OBJECTIVE:
Include the line containing "Transcribe the text in this document." and every line after it up to the end of the material below; reproduce them exactly and drop the pictures.

ENTRIES SUPPLIED:
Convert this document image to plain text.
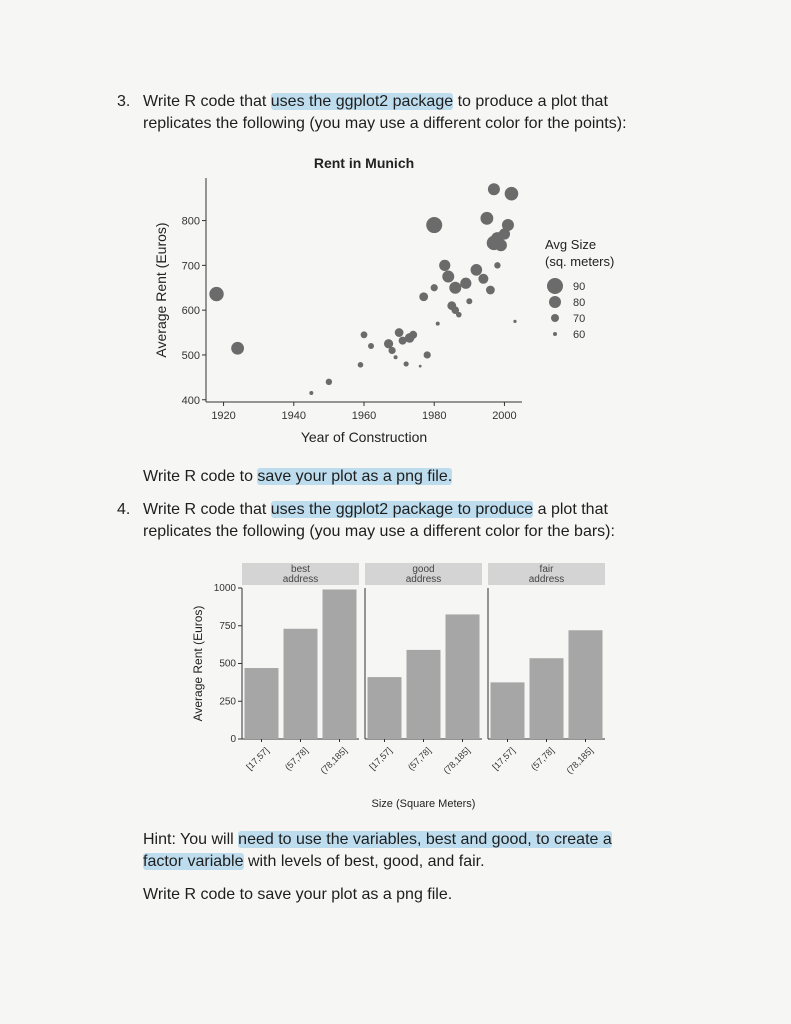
3. Write R code that uses the ggplot2 package to produce a plot that
replicates the following (you may use a different color for the points):
Rent in Munich
400
500
600
700
800
1920	1940	1960	1980	2000
Year of Construction
Average Rent (Euros)	Avg Size
(sq. meters)
90
80
70
60
Write R code to save your plot as a png file.
4. Write R code that uses the ggplot2 package to produce a plot that
replicates the following (you may use a different color for the bars):
0
250
500
750
1000
Average Rent (Euros)
best
address
[17,57] (57,78] (78,185]
good
address
[17,57] (57,78] (78,185]
fair
address
[17,57] (57,78] (78,185]
Size (Square Meters)
Hint: You will need to use the variables, best and good, to create a
factor variable with levels of best, good, and fair.
Write R code to save your plot as a png file.
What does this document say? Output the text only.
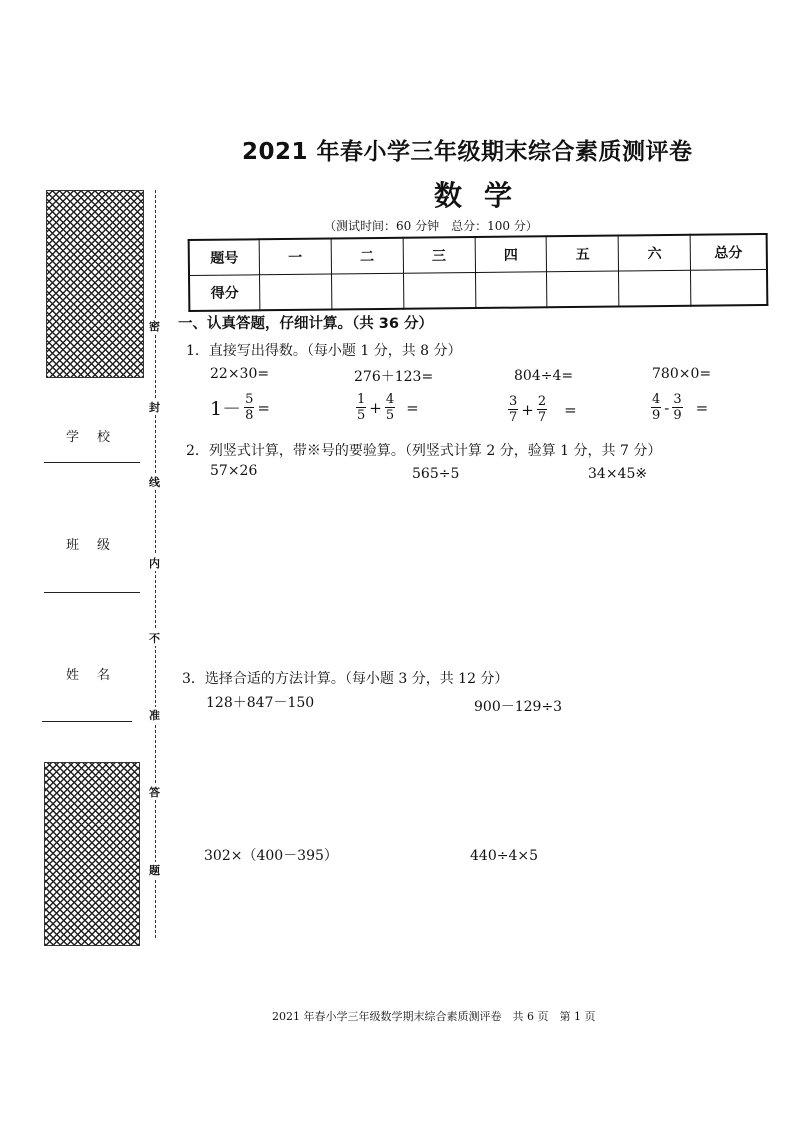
学校
班级
姓名
密
封
线
内
不
准
答
题
2021 年春小学三年级期末综合素质测评卷
数学
（测试时间：60 分钟　总分：100 分）
题号	一	二	三	四	五	六	总分
得分							
一、认真答题，仔细计算。（共 36 分）
1．直接写出得数。（每小题 1 分，共 8 分）
22×30=	276＋123=	804÷4=	780×0=
$1- \frac{5}{8}$ =	$\frac{1}{5} + \frac{4}{5}$ =	$\frac{3}{7} + \frac{2}{7}$ =	$\frac{4}{9} - \frac{3}{9}$ =
2．列竖式计算，带※号的要验算。（列竖式计算 2 分，验算 1 分，共 7 分）
57×26	565÷5	34×45※
3．选择合适的方法计算。（每小题 3 分，共 12 分）
128＋847－150	900－129÷3
302×（400－395）	440÷4×5
2021 年春小学三年级数学期末综合素质测评卷　共 6 页　第 1 页
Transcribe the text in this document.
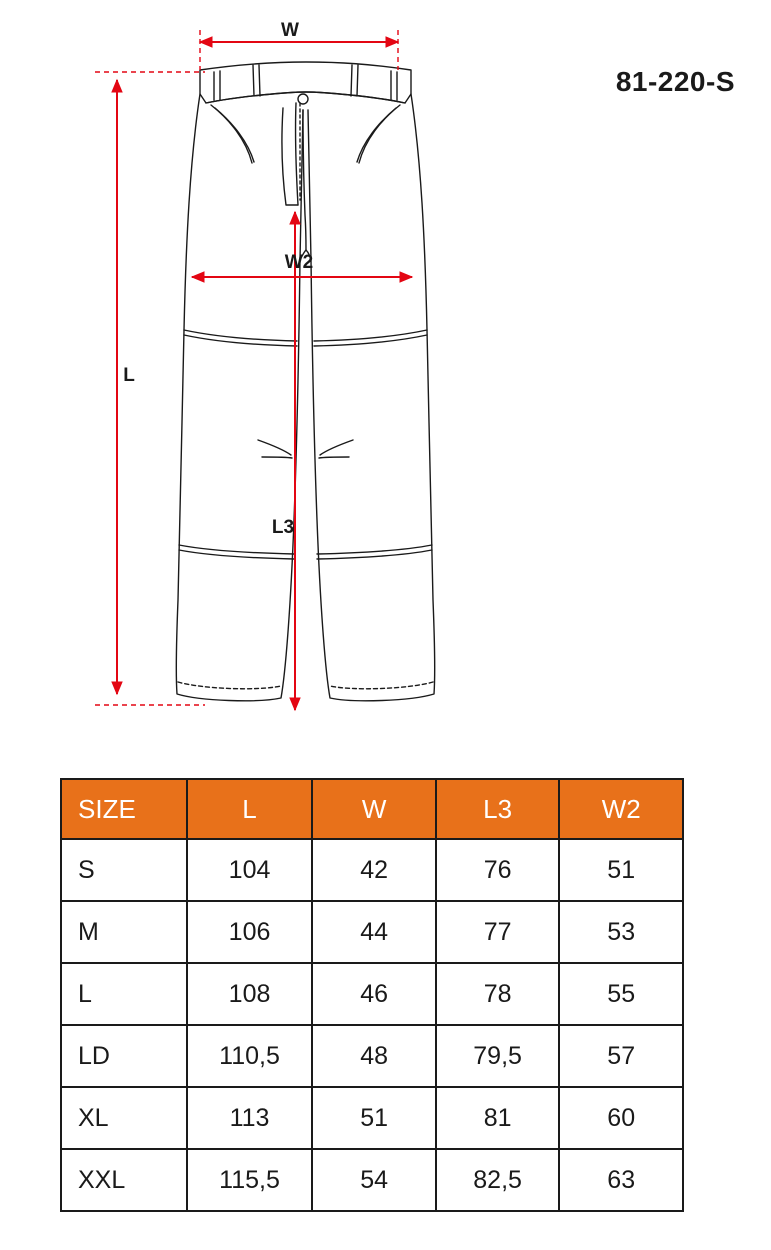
81-220-S
W
W2
L
L3
SIZE	L	W	L3	W2
S	104	42	76	51
M	106	44	77	53
L	108	46	78	55
LD	110,5	48	79,5	57
XL	113	51	81	60
XXL	115,5	54	82,5	63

CORRECT OUTPUT:
Transcribe the text in this document.
81-220-S
W
W2
L
L3
SIZE	L	W	L3	W2
S	104	42	76	51
M	106	44	77	53
L	108	46	78	55
LD	110,5	48	79,5	57
XL	113	51	81	60
XXL	115,5	54	82,5	63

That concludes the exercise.